> **Task prompt**: Copy out each line of the listing that has the word "this" in it.
★ ★ ★ ★
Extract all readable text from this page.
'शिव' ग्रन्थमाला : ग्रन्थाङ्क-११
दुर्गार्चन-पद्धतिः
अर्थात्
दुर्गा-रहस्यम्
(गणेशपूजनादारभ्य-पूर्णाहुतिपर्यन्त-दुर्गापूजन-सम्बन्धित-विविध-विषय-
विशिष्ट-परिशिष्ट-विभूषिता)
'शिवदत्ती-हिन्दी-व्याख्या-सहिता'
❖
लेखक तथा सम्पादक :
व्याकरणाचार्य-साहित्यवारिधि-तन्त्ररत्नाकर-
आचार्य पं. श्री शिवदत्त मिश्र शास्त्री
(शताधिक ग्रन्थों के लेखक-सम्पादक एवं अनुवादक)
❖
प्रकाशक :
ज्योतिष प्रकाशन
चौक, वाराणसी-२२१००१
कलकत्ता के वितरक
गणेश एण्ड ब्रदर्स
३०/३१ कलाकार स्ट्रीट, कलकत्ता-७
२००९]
★ ★ ★ ★
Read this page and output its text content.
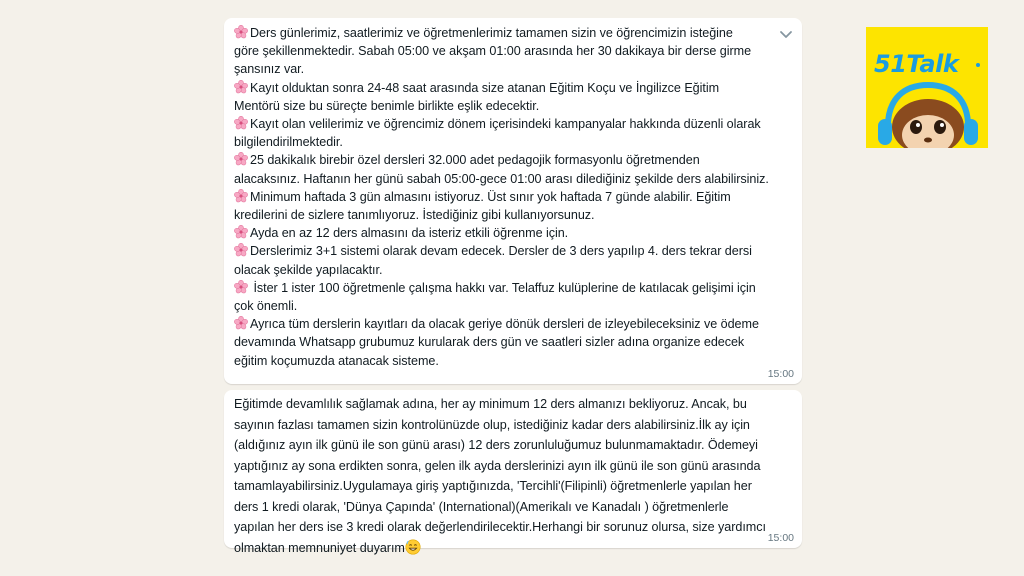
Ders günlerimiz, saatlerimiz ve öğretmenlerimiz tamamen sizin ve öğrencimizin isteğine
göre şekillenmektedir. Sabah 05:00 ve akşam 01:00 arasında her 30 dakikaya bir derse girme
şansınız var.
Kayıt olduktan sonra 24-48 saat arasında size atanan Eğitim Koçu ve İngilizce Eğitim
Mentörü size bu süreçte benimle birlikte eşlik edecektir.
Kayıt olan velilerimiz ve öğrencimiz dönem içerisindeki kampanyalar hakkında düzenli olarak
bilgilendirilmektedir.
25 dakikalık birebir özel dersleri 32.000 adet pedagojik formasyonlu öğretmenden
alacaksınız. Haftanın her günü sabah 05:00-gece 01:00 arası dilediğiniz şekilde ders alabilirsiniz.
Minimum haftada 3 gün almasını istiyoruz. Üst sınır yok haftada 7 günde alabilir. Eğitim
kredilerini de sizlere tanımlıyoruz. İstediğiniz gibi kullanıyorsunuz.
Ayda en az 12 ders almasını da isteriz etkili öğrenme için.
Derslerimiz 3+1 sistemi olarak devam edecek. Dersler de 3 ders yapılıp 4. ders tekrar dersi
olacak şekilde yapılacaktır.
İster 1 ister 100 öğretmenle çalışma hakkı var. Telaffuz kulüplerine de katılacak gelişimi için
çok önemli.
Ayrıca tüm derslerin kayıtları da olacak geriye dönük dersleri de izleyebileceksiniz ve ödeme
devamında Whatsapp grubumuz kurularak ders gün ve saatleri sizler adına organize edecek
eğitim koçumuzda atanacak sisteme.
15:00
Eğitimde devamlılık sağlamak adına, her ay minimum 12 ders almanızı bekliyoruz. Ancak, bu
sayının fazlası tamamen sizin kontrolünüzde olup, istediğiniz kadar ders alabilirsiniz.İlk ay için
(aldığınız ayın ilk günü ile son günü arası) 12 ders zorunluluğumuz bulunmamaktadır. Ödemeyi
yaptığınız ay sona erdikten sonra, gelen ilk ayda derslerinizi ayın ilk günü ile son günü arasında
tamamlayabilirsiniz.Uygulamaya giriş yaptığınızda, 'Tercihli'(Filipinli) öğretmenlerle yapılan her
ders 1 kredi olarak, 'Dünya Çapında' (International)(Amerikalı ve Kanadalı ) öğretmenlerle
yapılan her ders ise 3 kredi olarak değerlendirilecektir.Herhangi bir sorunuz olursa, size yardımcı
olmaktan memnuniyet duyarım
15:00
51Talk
★ ★ ★ ★
> **Written response**:
Extract all readable text from this page.
Read this page and output its text content.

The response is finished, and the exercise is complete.